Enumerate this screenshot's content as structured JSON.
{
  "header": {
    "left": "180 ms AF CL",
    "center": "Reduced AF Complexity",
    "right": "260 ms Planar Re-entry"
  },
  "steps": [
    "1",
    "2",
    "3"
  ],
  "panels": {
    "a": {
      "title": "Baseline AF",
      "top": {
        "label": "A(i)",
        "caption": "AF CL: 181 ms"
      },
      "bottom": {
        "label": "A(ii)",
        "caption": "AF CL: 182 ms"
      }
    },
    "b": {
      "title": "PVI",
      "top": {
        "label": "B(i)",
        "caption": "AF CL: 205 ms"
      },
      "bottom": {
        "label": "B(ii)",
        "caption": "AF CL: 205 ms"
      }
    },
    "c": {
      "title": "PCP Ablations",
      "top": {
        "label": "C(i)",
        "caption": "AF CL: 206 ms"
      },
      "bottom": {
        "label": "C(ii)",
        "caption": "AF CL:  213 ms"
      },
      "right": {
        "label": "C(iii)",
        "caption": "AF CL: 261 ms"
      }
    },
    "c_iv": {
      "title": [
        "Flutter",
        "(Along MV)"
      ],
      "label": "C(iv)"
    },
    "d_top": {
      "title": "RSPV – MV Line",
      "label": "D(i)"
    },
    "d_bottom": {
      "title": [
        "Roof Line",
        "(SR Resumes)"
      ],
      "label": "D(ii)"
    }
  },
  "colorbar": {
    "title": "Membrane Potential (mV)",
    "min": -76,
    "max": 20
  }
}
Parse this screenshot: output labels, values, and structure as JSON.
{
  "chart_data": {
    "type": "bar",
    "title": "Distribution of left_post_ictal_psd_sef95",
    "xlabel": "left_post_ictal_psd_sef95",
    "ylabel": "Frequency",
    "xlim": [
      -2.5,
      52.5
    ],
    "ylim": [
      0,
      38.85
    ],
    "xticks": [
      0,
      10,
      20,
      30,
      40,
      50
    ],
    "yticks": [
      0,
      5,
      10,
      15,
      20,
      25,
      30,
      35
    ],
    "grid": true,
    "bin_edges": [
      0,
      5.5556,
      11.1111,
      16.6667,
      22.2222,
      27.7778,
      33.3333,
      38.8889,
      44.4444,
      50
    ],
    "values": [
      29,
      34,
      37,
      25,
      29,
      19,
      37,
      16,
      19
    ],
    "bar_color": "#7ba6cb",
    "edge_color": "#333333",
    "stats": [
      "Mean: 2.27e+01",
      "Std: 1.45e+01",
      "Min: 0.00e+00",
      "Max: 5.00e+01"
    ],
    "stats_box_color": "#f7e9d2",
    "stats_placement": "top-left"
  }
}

******

WHAT IS NEEDED: Locate each line with the word "values" and copy it.

EXERCISE RESULT:
Parse this screenshot: output labels, values, and structure as JSON.
    "values": [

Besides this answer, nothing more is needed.